[Enunciado 1]
Reescribe de forma más breve el párrafo del artículo que empieza con "Está de más decir", conservando sus datos principales.

[Artículo]

La estadística acaba por ser una herramienta formidable para la creación de un multiverso
Foto: Tren Maya

Un buen día, andando por el barrio de Lavapiés, en Madrid, me encontré frente a una escuela de idiomas cuyos administradores, por alguna razón, habían colocado una caja con libros frente a la puerta de entrada, con una leyenda que decía “coge los que quieras, son gratis”. Desde luego, me puse a hurgar en la caja, y salí de ahí con un libro que resultó bastante curioso: “El ambientalista escéptico: medir el estado real del mundo”, del profesor de estadística Bjorn Lomborg, de la facultad de ciencias políticas de la Universidad de Aarhus, en Dinamarca. No recomiendo particularmente su lectura a menos que, como decía Monsiváis, pretenda uno documentar el optimismo. Eso es lo que pretende el profesor Lomborg. Sostiene que el discurso de los ambientalistas, que insisten desde hace décadas en que enfrentamos una crisis ambiental creciente, que la emergencia climática se ha convertido en el tono global cotidiano, y que la biodiversidad, los ecosistemas y los servicios ambientales sufren una tendencia imparable de deterioro, no es más que una letanía que responde a motivos políticos e intereses financieros; y ofrece a cambio una lectura alentadora de un enorme cúmulo de datos que parecen demostrar a primera vista que el mundo nunca ha estado mejor.

Está de más decir que no comparto sus premisas ni sus conclusiones. No es que tenga otros datos, sino que la estadística acaba por ser una herramienta formidable para la creación de un multiverso: cada tratamiento de una colección de datos, y cada selección y puesta en orden de datos que permita una narrativa coherente, va creando realidades distintas. Estoy seguro de que esto resulta muy atractivo para los voceros y los intelectuales orgánicos de la 4T, lo que me lleva a saltar de la península ibérica a la de Yucatán.

[Enunciado 2]
Convierte en lista numerada el tramo del listado que va desde su inicio hasta la línea que contiene "bar [1481,543,1524,758]", ambos extremos incluidos, sin las líneas en blanco.

Registros de una recopilación de datos
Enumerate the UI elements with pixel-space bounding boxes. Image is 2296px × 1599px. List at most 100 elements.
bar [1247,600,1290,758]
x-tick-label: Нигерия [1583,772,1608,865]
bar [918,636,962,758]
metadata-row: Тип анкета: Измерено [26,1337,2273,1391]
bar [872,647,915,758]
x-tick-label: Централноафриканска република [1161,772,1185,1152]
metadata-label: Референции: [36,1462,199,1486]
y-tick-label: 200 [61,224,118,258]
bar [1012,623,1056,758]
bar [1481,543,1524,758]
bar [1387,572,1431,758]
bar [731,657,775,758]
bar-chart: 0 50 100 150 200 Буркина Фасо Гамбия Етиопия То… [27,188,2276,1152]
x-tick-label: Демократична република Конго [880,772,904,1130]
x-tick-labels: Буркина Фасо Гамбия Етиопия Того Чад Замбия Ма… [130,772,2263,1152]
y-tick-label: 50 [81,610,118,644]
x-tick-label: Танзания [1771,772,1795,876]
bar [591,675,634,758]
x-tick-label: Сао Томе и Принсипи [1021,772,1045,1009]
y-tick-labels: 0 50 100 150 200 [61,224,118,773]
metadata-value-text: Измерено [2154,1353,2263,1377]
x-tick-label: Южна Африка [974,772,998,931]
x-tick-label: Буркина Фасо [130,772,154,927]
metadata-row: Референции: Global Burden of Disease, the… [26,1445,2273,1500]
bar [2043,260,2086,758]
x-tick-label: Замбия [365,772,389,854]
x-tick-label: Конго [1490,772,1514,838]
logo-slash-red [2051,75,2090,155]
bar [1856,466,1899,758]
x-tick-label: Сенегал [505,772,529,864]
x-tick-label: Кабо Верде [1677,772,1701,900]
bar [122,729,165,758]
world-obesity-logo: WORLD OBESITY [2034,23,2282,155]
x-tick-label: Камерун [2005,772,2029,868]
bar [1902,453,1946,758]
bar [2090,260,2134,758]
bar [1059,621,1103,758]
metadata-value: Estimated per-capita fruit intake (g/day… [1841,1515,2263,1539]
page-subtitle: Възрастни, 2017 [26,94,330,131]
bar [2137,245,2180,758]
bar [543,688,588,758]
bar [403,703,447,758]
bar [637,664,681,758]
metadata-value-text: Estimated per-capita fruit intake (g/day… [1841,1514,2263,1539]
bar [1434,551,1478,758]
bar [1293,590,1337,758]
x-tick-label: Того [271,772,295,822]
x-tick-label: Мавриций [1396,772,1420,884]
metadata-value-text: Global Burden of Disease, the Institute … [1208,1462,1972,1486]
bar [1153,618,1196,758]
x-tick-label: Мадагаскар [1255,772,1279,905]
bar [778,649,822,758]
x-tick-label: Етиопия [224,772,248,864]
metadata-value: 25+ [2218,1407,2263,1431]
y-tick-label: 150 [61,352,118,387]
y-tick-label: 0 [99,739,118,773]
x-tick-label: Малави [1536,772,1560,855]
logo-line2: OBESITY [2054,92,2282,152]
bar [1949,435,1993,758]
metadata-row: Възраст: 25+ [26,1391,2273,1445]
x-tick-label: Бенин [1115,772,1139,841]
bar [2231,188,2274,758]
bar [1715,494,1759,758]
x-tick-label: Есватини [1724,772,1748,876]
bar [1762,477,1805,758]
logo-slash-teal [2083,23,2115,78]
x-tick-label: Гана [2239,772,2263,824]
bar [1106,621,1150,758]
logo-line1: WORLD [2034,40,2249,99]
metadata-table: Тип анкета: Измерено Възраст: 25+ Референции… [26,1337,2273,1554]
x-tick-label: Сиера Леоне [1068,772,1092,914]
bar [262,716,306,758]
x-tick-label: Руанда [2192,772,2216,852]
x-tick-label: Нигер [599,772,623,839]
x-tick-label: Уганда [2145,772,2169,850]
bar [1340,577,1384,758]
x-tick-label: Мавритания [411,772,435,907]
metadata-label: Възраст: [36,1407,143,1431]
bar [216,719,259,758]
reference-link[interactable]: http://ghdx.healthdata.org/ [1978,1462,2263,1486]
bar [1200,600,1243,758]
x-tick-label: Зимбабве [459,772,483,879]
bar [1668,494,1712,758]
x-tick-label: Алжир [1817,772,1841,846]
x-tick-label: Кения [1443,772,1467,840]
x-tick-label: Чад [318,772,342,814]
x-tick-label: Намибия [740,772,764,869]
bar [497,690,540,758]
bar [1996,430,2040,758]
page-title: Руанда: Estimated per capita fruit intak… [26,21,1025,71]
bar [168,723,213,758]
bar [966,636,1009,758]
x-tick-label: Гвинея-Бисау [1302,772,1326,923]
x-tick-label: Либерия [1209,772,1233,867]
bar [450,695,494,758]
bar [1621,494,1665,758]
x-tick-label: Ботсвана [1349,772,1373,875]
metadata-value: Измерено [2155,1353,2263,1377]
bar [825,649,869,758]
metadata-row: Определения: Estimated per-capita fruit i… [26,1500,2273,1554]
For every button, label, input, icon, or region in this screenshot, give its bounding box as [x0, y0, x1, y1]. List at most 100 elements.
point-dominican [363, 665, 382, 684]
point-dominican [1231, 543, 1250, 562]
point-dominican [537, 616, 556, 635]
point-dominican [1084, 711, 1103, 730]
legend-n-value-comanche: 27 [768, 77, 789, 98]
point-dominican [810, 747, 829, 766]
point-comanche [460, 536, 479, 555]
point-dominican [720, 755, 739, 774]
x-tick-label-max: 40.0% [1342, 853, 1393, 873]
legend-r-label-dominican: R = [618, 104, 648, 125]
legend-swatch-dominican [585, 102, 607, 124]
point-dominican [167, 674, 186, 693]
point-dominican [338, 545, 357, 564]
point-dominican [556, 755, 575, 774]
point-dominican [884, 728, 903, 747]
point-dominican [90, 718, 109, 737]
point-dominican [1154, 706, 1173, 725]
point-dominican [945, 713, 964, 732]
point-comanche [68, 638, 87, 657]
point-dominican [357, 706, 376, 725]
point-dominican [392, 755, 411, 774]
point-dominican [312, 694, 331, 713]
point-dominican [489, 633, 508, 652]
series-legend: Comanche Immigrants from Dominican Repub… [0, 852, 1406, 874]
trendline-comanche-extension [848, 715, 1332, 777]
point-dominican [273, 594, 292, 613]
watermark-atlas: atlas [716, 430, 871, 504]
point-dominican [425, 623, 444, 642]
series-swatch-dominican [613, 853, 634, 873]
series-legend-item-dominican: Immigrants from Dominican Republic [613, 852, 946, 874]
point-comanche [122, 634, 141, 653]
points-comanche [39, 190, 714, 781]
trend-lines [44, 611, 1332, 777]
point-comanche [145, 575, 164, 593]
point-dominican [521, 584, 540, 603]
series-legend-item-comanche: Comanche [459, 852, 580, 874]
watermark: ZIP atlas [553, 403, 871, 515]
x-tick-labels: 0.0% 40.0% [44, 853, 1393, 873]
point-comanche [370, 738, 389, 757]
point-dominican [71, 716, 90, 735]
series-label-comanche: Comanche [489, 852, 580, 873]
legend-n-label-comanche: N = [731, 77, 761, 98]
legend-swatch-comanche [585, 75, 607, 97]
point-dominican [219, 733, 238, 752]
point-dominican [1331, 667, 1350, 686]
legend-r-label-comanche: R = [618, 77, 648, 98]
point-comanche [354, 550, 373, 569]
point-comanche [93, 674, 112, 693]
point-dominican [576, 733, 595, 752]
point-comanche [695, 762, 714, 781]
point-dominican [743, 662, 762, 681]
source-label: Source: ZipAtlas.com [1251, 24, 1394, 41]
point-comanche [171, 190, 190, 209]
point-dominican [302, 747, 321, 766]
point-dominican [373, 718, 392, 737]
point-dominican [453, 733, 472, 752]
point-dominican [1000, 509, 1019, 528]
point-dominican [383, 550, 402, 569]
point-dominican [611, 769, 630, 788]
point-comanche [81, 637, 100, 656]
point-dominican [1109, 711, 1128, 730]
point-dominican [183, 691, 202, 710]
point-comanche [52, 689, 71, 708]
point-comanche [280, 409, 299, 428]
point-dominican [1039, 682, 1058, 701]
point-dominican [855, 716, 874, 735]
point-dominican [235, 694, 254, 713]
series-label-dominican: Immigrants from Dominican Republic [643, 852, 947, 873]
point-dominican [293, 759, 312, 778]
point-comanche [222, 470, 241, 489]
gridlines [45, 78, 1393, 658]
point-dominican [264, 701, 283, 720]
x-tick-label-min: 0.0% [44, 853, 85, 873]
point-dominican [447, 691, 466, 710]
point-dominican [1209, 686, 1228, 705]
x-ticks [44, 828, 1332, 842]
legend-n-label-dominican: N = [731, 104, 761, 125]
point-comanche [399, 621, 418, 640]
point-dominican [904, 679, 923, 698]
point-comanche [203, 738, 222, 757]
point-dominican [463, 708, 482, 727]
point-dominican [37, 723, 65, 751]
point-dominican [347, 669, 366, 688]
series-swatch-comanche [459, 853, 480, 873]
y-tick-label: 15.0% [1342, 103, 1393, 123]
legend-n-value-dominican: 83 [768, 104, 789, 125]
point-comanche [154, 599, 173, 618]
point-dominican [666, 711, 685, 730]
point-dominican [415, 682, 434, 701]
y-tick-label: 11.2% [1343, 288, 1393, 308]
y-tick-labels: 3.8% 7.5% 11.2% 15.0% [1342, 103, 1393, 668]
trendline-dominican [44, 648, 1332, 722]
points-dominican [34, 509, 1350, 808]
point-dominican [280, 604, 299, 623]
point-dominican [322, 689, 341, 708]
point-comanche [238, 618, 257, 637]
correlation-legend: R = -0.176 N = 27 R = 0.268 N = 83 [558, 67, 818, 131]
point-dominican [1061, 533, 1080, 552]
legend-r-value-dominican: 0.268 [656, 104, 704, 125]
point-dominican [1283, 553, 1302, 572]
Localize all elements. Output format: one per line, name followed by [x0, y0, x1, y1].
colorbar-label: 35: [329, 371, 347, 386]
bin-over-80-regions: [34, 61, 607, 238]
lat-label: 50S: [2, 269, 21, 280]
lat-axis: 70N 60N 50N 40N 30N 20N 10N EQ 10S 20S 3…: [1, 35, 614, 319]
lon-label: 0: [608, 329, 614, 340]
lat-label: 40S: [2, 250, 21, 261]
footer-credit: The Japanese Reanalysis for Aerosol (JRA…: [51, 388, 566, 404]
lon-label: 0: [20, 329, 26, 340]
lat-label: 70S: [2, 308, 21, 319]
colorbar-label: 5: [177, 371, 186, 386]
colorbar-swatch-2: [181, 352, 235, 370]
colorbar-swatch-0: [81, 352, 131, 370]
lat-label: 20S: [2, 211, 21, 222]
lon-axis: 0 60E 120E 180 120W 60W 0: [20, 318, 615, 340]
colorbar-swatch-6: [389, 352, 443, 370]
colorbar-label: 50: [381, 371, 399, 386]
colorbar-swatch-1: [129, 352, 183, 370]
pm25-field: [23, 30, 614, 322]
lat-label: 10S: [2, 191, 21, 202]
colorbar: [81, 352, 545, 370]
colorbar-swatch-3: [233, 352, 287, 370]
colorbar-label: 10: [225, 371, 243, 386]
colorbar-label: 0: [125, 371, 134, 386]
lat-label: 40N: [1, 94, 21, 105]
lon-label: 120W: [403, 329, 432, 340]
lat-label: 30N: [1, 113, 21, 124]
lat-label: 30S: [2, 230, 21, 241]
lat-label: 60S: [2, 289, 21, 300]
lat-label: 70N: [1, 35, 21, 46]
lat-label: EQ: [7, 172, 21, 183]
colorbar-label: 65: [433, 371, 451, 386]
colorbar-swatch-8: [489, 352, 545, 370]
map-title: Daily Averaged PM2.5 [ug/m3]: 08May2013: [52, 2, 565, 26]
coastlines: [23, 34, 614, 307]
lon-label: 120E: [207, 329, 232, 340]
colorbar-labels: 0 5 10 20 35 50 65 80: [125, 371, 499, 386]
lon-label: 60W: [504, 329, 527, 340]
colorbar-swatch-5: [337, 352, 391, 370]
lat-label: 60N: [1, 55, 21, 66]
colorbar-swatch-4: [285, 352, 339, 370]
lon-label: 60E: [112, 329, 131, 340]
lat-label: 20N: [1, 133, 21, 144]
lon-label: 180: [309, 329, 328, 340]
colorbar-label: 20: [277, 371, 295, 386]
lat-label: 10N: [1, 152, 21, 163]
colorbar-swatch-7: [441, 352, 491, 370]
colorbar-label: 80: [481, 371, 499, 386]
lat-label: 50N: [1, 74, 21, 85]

[Resultado 1]
No comparto las premisas ni las conclusiones de Lomborg. No es por tener otros datos. La estadística sirve para crear un multiverso: cada manera de tratar, seleccionar y ordenar datos en una narrativa coherente produce una realidad distinta. Seguramente esto atrae a los voceros y a los intelectuales orgánicos de la 4T, y eso me lleva de la península ibérica a la de Yucatán.

[Resultado 2]
1. Enumerate the UI elements with pixel-space bounding boxes. Image is 2296px × 1599px. List at most 100 elements.
2. bar [1247,600,1290,758]
3. x-tick-label: Нигерия [1583,772,1608,865]
4. bar [918,636,962,758]
5. metadata-row: Тип анкета: Измерено [26,1337,2273,1391]
6. bar [872,647,915,758]
7. x-tick-label: Централноафриканска република [1161,772,1185,1152]
8. metadata-label: Референции: [36,1462,199,1486]
9. y-tick-label: 200 [61,224,118,258]
10. bar [1012,623,1056,758]
11. bar [1481,543,1524,758]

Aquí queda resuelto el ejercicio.